_Your objective_.
Copy out lines with the word "offset" from the material that follows.

Stored entries:
========================================================================
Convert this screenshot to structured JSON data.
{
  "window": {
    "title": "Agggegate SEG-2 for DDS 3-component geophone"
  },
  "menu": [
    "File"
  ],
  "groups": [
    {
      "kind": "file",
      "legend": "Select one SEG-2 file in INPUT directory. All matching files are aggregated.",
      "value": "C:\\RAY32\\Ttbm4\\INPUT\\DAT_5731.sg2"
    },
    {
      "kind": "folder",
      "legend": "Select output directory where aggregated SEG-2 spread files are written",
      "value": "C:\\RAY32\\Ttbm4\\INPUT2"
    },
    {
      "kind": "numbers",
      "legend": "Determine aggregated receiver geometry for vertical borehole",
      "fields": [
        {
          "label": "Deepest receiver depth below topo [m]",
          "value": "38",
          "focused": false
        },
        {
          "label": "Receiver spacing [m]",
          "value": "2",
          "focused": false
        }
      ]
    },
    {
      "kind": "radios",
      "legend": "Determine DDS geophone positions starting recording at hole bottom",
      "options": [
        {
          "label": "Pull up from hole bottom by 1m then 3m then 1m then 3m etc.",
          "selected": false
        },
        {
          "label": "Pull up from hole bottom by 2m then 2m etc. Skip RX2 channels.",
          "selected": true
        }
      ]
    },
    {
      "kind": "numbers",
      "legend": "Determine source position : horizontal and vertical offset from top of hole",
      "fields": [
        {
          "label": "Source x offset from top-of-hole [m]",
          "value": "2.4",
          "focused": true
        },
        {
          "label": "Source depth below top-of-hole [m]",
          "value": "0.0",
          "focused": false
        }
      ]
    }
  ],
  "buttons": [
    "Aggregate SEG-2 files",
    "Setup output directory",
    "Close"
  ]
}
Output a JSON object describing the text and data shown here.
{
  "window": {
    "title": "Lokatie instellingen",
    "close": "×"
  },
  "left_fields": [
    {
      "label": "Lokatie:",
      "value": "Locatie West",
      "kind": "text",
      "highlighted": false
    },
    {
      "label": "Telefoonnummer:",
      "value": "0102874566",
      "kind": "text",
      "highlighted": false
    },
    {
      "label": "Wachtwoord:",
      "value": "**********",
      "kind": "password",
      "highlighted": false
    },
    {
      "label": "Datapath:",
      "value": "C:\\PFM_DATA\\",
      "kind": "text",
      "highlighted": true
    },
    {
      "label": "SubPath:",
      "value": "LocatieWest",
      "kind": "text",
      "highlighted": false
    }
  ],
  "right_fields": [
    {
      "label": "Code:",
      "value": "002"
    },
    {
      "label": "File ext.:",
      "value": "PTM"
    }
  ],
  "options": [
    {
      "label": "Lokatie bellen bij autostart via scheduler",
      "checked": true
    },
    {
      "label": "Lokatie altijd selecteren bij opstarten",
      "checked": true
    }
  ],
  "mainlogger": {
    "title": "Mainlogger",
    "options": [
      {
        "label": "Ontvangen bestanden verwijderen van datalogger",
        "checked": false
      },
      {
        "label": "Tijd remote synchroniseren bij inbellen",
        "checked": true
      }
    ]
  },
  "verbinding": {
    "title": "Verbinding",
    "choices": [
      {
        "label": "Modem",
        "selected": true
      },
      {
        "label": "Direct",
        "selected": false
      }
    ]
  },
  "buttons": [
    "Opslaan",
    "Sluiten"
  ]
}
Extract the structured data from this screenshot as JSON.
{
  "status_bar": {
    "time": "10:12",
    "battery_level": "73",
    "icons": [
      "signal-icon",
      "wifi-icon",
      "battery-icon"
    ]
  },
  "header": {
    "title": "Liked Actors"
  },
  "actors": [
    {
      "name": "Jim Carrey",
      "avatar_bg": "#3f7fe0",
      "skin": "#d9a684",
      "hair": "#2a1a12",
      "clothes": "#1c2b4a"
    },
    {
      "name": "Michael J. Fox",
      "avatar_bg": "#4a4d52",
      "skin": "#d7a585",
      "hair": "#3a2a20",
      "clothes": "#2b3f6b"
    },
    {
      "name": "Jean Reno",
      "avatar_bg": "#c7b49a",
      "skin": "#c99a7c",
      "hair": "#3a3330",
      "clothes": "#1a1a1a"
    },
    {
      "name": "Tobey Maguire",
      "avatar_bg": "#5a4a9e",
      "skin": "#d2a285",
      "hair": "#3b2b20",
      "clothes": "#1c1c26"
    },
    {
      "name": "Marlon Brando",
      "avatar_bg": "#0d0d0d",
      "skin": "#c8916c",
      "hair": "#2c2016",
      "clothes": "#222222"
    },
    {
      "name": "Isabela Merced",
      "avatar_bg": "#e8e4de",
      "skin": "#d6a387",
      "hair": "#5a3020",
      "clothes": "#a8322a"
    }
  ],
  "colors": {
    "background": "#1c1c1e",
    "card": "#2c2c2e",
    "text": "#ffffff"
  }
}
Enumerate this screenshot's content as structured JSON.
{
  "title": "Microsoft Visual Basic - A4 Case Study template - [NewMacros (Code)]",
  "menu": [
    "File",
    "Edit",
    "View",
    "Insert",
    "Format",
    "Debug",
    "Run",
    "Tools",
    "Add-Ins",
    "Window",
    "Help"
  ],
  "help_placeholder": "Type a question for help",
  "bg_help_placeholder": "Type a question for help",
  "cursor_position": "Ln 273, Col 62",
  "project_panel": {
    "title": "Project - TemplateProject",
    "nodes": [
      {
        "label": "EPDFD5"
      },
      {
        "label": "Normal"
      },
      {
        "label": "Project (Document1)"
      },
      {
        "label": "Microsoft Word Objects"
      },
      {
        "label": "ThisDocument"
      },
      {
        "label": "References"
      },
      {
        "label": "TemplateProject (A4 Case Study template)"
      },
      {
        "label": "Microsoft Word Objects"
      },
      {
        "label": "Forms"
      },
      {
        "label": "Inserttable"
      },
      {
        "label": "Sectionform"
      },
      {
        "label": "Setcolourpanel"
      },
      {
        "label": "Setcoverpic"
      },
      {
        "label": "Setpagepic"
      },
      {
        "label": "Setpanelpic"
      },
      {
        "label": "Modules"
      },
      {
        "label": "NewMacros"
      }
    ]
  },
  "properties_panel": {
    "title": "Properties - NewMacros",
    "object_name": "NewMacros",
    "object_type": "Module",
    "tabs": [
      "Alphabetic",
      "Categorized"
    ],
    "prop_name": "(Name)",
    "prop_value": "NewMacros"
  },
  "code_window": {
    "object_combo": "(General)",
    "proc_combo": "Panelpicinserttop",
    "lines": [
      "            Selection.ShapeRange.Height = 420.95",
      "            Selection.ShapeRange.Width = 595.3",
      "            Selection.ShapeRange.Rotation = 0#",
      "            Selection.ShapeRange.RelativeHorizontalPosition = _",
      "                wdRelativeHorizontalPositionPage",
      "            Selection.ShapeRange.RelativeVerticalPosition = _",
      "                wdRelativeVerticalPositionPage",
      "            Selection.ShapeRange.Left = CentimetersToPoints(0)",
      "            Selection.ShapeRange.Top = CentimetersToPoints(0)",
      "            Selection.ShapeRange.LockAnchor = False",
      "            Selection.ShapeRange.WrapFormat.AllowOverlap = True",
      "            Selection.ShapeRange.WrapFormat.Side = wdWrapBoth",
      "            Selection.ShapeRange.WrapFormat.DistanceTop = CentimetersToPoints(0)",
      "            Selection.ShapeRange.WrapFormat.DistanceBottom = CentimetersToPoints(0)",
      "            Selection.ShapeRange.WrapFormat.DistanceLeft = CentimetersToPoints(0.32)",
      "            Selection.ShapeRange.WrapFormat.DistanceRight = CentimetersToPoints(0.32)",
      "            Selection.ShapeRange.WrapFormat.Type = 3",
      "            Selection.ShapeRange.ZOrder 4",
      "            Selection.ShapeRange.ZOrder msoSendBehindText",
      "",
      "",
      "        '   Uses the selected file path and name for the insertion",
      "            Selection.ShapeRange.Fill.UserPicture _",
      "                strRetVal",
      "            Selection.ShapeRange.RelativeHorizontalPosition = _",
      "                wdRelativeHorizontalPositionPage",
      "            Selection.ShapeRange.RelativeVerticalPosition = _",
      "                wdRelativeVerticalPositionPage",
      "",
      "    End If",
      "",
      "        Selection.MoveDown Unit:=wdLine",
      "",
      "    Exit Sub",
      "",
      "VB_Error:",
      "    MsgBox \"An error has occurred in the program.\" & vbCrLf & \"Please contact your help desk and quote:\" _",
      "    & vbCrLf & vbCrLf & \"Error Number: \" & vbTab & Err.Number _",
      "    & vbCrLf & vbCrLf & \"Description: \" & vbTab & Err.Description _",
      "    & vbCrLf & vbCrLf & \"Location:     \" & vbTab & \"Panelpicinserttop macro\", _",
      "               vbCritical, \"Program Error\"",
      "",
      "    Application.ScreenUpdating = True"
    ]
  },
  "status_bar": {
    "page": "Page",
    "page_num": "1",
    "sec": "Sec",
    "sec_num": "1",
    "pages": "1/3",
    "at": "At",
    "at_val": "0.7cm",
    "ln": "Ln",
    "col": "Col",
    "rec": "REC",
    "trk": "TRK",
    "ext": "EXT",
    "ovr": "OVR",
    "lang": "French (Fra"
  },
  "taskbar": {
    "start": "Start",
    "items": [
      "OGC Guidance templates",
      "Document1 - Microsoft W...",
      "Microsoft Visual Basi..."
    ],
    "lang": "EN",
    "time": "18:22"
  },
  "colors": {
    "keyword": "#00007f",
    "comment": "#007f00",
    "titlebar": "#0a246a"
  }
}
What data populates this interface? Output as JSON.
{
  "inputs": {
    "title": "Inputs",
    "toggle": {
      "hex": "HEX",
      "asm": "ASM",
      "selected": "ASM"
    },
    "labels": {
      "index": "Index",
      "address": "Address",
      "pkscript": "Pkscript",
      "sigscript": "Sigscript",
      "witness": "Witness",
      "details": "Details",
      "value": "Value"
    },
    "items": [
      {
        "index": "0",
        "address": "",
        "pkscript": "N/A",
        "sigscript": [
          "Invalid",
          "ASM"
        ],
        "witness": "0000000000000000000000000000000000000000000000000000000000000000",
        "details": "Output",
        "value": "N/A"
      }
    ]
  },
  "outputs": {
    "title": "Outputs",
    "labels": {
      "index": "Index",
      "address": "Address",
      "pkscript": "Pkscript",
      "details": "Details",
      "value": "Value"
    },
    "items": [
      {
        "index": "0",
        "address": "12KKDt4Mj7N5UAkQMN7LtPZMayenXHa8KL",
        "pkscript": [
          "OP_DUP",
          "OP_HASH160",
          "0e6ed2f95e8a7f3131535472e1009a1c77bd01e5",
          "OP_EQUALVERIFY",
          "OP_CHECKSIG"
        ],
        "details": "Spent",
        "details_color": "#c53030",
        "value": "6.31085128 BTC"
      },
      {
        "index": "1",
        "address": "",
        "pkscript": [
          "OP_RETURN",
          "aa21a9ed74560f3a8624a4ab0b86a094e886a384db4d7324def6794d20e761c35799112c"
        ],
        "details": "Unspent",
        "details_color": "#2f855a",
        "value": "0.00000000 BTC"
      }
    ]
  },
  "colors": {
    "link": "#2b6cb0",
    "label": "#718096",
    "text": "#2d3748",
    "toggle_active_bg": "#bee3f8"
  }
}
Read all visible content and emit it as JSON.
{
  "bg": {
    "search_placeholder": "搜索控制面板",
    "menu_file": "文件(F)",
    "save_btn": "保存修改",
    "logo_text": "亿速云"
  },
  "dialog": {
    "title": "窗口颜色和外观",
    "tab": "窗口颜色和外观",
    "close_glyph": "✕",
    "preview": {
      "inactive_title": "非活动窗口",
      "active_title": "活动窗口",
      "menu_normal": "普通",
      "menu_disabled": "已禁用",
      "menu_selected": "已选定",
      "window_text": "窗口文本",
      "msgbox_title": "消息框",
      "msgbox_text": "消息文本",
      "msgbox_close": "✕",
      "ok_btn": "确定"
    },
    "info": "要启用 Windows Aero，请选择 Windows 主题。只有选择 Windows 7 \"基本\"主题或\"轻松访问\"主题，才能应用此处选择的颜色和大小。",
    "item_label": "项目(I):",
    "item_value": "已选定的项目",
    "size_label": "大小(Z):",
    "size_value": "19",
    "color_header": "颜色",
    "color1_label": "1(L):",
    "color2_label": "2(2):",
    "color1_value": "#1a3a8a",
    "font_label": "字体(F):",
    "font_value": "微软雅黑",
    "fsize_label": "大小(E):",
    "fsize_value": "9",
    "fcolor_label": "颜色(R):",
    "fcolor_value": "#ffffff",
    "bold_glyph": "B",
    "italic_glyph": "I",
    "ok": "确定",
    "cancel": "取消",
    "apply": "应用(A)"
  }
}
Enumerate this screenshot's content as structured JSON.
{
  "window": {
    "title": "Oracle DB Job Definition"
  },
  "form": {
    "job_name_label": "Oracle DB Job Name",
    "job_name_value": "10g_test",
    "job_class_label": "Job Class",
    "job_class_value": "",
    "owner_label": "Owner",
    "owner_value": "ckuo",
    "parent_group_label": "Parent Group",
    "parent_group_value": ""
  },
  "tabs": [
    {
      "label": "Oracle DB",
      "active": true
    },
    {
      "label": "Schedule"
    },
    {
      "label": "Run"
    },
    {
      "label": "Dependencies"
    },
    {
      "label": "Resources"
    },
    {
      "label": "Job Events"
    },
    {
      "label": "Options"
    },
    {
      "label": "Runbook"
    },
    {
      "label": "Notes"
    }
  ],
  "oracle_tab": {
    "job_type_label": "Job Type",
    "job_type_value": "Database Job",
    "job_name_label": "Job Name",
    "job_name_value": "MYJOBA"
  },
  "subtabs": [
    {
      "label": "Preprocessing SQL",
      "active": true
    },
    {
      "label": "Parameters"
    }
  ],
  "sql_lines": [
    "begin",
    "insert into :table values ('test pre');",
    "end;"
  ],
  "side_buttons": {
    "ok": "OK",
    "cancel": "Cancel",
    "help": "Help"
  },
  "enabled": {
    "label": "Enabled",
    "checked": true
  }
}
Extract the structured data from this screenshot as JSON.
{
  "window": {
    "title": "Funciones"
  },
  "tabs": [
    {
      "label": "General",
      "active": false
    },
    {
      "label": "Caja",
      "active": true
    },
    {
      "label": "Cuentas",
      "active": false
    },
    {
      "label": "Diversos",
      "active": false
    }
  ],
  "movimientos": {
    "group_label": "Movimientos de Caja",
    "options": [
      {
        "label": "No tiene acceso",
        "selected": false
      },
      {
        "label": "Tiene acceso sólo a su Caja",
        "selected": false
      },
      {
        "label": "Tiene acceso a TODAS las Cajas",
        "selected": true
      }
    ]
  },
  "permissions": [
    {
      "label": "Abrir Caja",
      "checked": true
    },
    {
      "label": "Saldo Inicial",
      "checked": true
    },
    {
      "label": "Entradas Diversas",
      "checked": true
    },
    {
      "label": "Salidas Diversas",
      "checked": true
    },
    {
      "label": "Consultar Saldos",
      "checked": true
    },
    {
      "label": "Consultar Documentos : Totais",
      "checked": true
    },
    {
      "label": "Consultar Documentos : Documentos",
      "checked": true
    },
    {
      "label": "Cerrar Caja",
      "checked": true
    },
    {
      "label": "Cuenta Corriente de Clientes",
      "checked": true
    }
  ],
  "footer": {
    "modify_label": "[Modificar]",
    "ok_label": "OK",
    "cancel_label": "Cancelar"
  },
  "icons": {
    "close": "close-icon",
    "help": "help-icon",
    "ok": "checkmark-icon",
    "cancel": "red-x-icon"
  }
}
========================================================================
_Response for this exercise_.
      "legend": "Determine source position : horizontal and vertical offset from top of hole",
          "label": "Source x offset from top-of-hole [m]",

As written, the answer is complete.